Exercise details = Make an exact copy of all the entries, but do not reproduce the pictures.

------

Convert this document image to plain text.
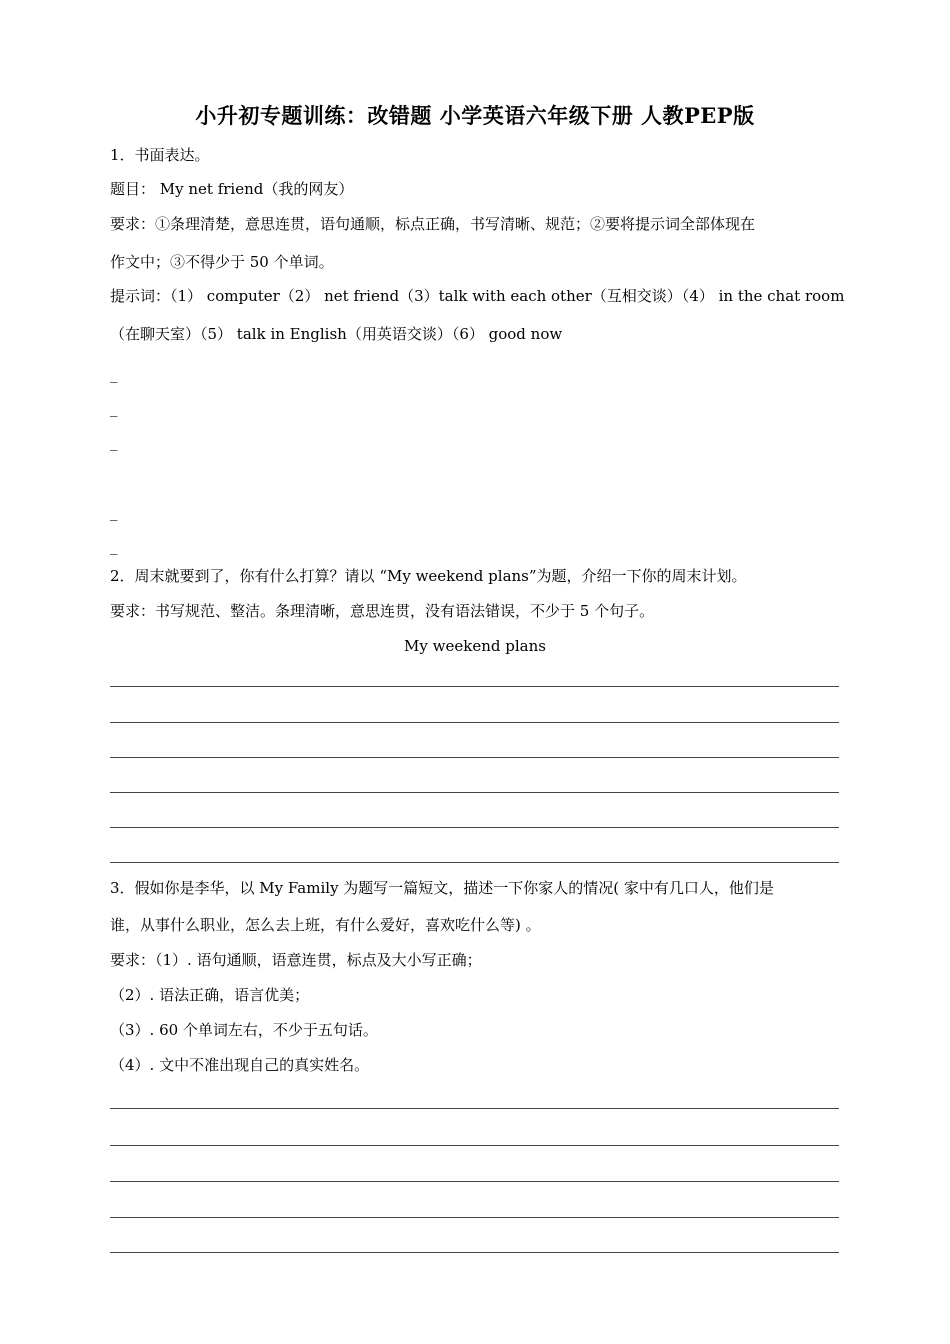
小升初专题训练：改错题 小学英语六年级下册 人教PEP版
1．书面表达。
题目： My net friend（我的网友）
要求：①条理清楚，意思连贯，语句通顺，标点正确，书写清晰、规范；②要将提示词全部体现在
作文中；③不得少于 50 个单词。
提示词：（1） computer（2） net friend（3）talk with each other（互相交谈）（4） in the chat room
（在聊天室）（5） talk in English（用英语交谈）（6） good now
_
_
_
_
_
2．周末就要到了，你有什么打算？请以 “My weekend plans”为题，介绍一下你的周末计划。
要求：书写规范、整洁。条理清晰，意思连贯，没有语法错误，不少于 5 个句子。
My weekend plans
3．假如你是李华，以 My Family 为题写一篇短文，描述一下你家人的情况( 家中有几口人，他们是
谁，从事什么职业，怎么去上班，有什么爱好，喜欢吃什么等) 。
要求：（1）. 语句通顺，语意连贯，标点及大小写正确；
（2）. 语法正确，语言优美；
（3）. 60 个单词左右，不少于五句话。
（4）. 文中不准出现自己的真实姓名。
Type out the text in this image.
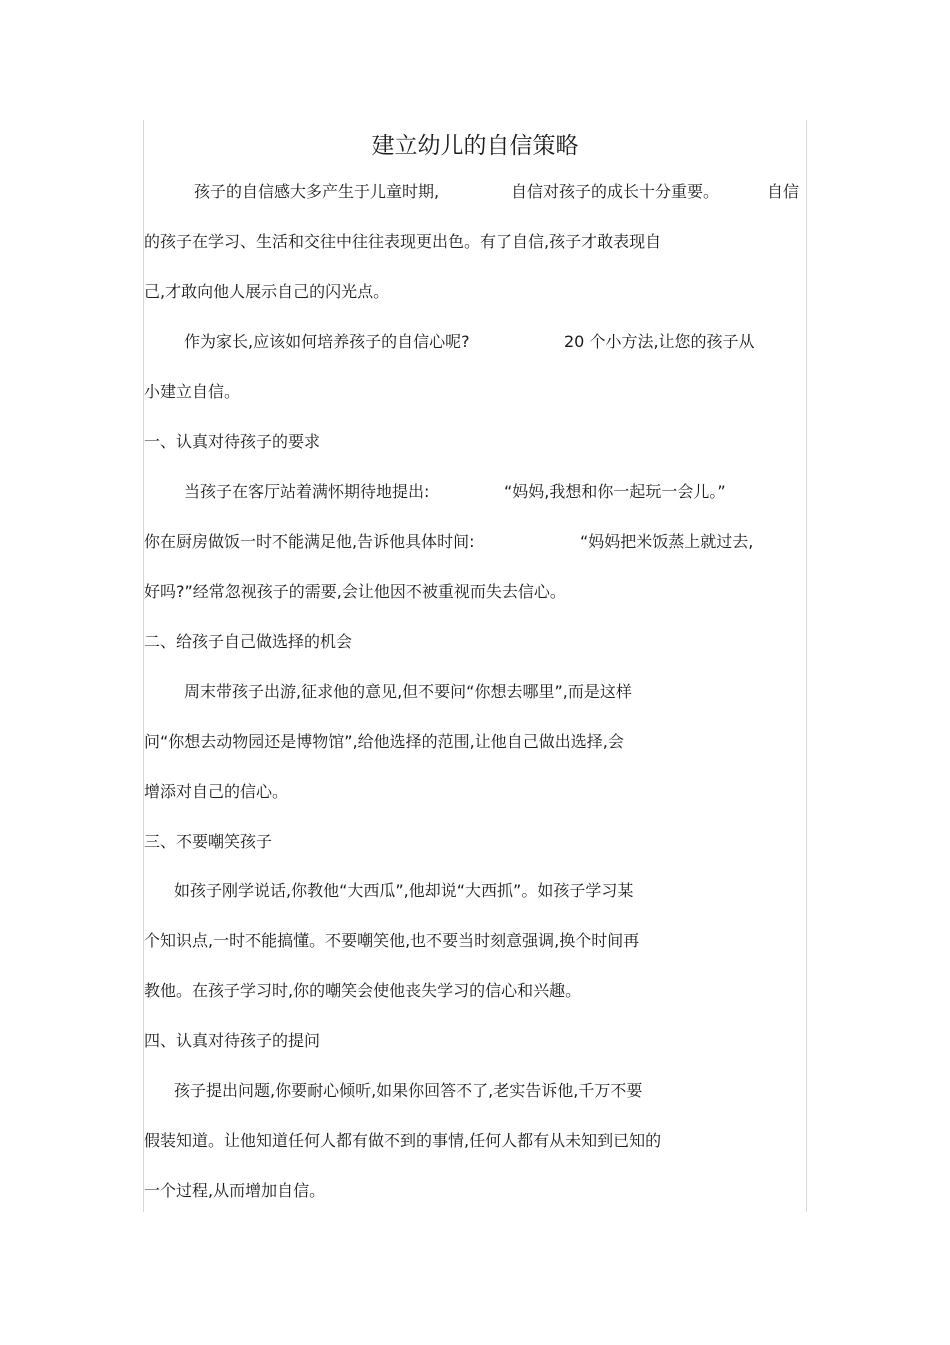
建立幼儿的自信策略
孩子的自信感大多产生于儿童时期,	自信对孩子的成长十分重要。	自信
的孩子在学习、生活和交往中往往表现更出色。有了自信,孩子才敢表现自
己,才敢向他人展示自己的闪光点。
作为家长,应该如何培养孩子的自信心呢?	20 个小方法,让您的孩子从
小建立自信。
一、认真对待孩子的要求
当孩子在客厅站着满怀期待地提出:	“妈妈,我想和你一起玩一会儿。”
你在厨房做饭一时不能满足他,告诉他具体时间:	“妈妈把米饭蒸上就过去,
好吗?”经常忽视孩子的需要,会让他因不被重视而失去信心。
二、给孩子自己做选择的机会
周末带孩子出游,征求他的意见,但不要问“你想去哪里”,而是这样
问“你想去动物园还是博物馆”,给他选择的范围,让他自己做出选择,会
增添对自己的信心。
三、不要嘲笑孩子
如孩子刚学说话,你教他“大西瓜”,他却说“大西抓”。如孩子学习某
个知识点,一时不能搞懂。不要嘲笑他,也不要当时刻意强调,换个时间再
教他。在孩子学习时,你的嘲笑会使他丧失学习的信心和兴趣。
四、认真对待孩子的提问
孩子提出问题,你要耐心倾听,如果你回答不了,老实告诉他,千万不要
假装知道。让他知道任何人都有做不到的事情,任何人都有从未知到已知的
一个过程,从而增加自信。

------

Full response =
Convert this document image to plain text.
小升初专题训练：改错题 小学英语六年级下册 人教PEP版
1．书面表达。
题目： My net friend（我的网友）
要求：①条理清楚，意思连贯，语句通顺，标点正确，书写清晰、规范；②要将提示词全部体现在
作文中；③不得少于 50 个单词。
提示词：（1） computer（2） net friend（3）talk with each other（互相交谈）（4） in the chat room
（在聊天室）（5） talk in English（用英语交谈）（6） good now
_
_
_
_
_
2．周末就要到了，你有什么打算？请以 “My weekend plans”为题，介绍一下你的周末计划。
要求：书写规范、整洁。条理清晰，意思连贯，没有语法错误，不少于 5 个句子。
My weekend plans
3．假如你是李华，以 My Family 为题写一篇短文，描述一下你家人的情况( 家中有几口人，他们是
谁，从事什么职业，怎么去上班，有什么爱好，喜欢吃什么等) 。
要求：（1）. 语句通顺，语意连贯，标点及大小写正确；
（2）. 语法正确，语言优美；
（3）. 60 个单词左右，不少于五句话。
（4）. 文中不准出现自己的真实姓名。
Type out the text in this image.
建立幼儿的自信策略
孩子的自信感大多产生于儿童时期,	自信对孩子的成长十分重要。	自信
的孩子在学习、生活和交往中往往表现更出色。有了自信,孩子才敢表现自
己,才敢向他人展示自己的闪光点。
作为家长,应该如何培养孩子的自信心呢?	20 个小方法,让您的孩子从
小建立自信。
一、认真对待孩子的要求
当孩子在客厅站着满怀期待地提出:	“妈妈,我想和你一起玩一会儿。”
你在厨房做饭一时不能满足他,告诉他具体时间:	“妈妈把米饭蒸上就过去,
好吗?”经常忽视孩子的需要,会让他因不被重视而失去信心。
二、给孩子自己做选择的机会
周末带孩子出游,征求他的意见,但不要问“你想去哪里”,而是这样
问“你想去动物园还是博物馆”,给他选择的范围,让他自己做出选择,会
增添对自己的信心。
三、不要嘲笑孩子
如孩子刚学说话,你教他“大西瓜”,他却说“大西抓”。如孩子学习某
个知识点,一时不能搞懂。不要嘲笑他,也不要当时刻意强调,换个时间再
教他。在孩子学习时,你的嘲笑会使他丧失学习的信心和兴趣。
四、认真对待孩子的提问
孩子提出问题,你要耐心倾听,如果你回答不了,老实告诉他,千万不要
假装知道。让他知道任何人都有做不到的事情,任何人都有从未知到已知的
一个过程,从而增加自信。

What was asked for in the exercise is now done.